** Task objective **
Reproduce the records below exactly as they appear, omitting any pictures they contain.

[start]

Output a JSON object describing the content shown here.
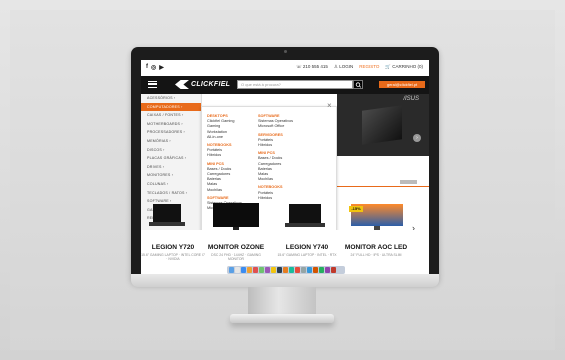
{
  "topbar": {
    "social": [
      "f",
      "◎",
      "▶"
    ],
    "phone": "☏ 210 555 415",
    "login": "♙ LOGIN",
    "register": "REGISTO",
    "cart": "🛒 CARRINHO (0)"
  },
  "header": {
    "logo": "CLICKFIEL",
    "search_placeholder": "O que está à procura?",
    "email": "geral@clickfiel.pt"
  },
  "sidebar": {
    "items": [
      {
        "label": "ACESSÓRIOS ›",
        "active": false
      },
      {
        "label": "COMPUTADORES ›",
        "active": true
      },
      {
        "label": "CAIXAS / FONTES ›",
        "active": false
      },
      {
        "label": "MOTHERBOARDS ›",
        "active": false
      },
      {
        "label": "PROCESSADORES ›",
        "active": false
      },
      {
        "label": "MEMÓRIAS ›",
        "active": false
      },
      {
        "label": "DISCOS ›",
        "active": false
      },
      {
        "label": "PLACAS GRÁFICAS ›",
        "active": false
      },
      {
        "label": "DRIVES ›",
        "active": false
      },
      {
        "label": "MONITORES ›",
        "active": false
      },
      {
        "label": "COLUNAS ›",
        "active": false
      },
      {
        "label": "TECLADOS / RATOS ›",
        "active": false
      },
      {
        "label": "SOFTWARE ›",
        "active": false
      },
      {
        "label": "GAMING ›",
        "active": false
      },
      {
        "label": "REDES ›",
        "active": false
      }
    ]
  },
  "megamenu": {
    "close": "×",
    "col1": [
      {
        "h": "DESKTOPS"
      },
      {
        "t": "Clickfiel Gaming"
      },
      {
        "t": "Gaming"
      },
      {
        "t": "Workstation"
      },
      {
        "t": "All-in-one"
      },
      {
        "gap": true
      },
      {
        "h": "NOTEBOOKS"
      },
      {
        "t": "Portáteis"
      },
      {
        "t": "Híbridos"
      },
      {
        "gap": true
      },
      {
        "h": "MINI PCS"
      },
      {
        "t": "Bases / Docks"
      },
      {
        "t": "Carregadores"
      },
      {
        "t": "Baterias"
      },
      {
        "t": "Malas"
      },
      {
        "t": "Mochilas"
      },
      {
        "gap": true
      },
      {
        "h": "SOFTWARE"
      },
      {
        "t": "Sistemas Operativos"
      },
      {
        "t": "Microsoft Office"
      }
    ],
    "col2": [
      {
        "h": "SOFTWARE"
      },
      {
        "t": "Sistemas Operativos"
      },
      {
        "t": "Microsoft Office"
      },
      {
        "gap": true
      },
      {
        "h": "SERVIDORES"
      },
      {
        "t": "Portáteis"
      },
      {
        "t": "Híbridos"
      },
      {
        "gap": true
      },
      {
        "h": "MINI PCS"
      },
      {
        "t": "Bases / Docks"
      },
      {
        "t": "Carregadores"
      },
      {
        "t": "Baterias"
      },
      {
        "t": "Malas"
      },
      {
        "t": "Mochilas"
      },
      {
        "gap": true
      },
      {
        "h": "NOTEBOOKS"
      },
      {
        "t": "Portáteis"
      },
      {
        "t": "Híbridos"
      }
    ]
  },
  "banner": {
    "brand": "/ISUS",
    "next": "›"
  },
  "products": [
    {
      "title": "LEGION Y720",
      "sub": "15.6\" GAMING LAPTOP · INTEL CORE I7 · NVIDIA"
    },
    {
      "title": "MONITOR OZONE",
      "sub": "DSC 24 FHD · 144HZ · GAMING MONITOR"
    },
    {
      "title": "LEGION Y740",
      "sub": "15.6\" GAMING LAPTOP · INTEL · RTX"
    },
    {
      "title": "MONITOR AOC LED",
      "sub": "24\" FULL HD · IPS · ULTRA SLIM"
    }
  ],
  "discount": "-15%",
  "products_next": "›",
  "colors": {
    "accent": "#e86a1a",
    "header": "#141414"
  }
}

[end]

** Result of this task **
Output a JSON object describing the content shown here.
{
  "topbar": {
    "social": [
      "f",
      "◎",
      "▶"
    ],
    "phone": "☏ 210 555 415",
    "login": "♙ LOGIN",
    "register": "REGISTO",
    "cart": "🛒 CARRINHO (0)"
  },
  "header": {
    "logo": "CLICKFIEL",
    "search_placeholder": "O que está à procura?",
    "email": "geral@clickfiel.pt"
  },
  "sidebar": {
    "items": [
      {
        "label": "ACESSÓRIOS ›",
        "active": false
      },
      {
        "label": "COMPUTADORES ›",
        "active": true
      },
      {
        "label": "CAIXAS / FONTES ›",
        "active": false
      },
      {
        "label": "MOTHERBOARDS ›",
        "active": false
      },
      {
        "label": "PROCESSADORES ›",
        "active": false
      },
      {
        "label": "MEMÓRIAS ›",
        "active": false
      },
      {
        "label": "DISCOS ›",
        "active": false
      },
      {
        "label": "PLACAS GRÁFICAS ›",
        "active": false
      },
      {
        "label": "DRIVES ›",
        "active": false
      },
      {
        "label": "MONITORES ›",
        "active": false
      },
      {
        "label": "COLUNAS ›",
        "active": false
      },
      {
        "label": "TECLADOS / RATOS ›",
        "active": false
      },
      {
        "label": "SOFTWARE ›",
        "active": false
      },
      {
        "label": "GAMING ›",
        "active": false
      },
      {
        "label": "REDES ›",
        "active": false
      }
    ]
  },
  "megamenu": {
    "close": "×",
    "col1": [
      {
        "h": "DESKTOPS"
      },
      {
        "t": "Clickfiel Gaming"
      },
      {
        "t": "Gaming"
      },
      {
        "t": "Workstation"
      },
      {
        "t": "All-in-one"
      },
      {
        "gap": true
      },
      {
        "h": "NOTEBOOKS"
      },
      {
        "t": "Portáteis"
      },
      {
        "t": "Híbridos"
      },
      {
        "gap": true
      },
      {
        "h": "MINI PCS"
      },
      {
        "t": "Bases / Docks"
      },
      {
        "t": "Carregadores"
      },
      {
        "t": "Baterias"
      },
      {
        "t": "Malas"
      },
      {
        "t": "Mochilas"
      },
      {
        "gap": true
      },
      {
        "h": "SOFTWARE"
      },
      {
        "t": "Sistemas Operativos"
      },
      {
        "t": "Microsoft Office"
      }
    ],
    "col2": [
      {
        "h": "SOFTWARE"
      },
      {
        "t": "Sistemas Operativos"
      },
      {
        "t": "Microsoft Office"
      },
      {
        "gap": true
      },
      {
        "h": "SERVIDORES"
      },
      {
        "t": "Portáteis"
      },
      {
        "t": "Híbridos"
      },
      {
        "gap": true
      },
      {
        "h": "MINI PCS"
      },
      {
        "t": "Bases / Docks"
      },
      {
        "t": "Carregadores"
      },
      {
        "t": "Baterias"
      },
      {
        "t": "Malas"
      },
      {
        "t": "Mochilas"
      },
      {
        "gap": true
      },
      {
        "h": "NOTEBOOKS"
      },
      {
        "t": "Portáteis"
      },
      {
        "t": "Híbridos"
      }
    ]
  },
  "banner": {
    "brand": "/ISUS",
    "next": "›"
  },
  "products": [
    {
      "title": "LEGION Y720",
      "sub": "15.6\" GAMING LAPTOP · INTEL CORE I7 · NVIDIA"
    },
    {
      "title": "MONITOR OZONE",
      "sub": "DSC 24 FHD · 144HZ · GAMING MONITOR"
    },
    {
      "title": "LEGION Y740",
      "sub": "15.6\" GAMING LAPTOP · INTEL · RTX"
    },
    {
      "title": "MONITOR AOC LED",
      "sub": "24\" FULL HD · IPS · ULTRA SLIM"
    }
  ],
  "discount": "-15%",
  "products_next": "›",
  "colors": {
    "accent": "#e86a1a",
    "header": "#141414"
  }
}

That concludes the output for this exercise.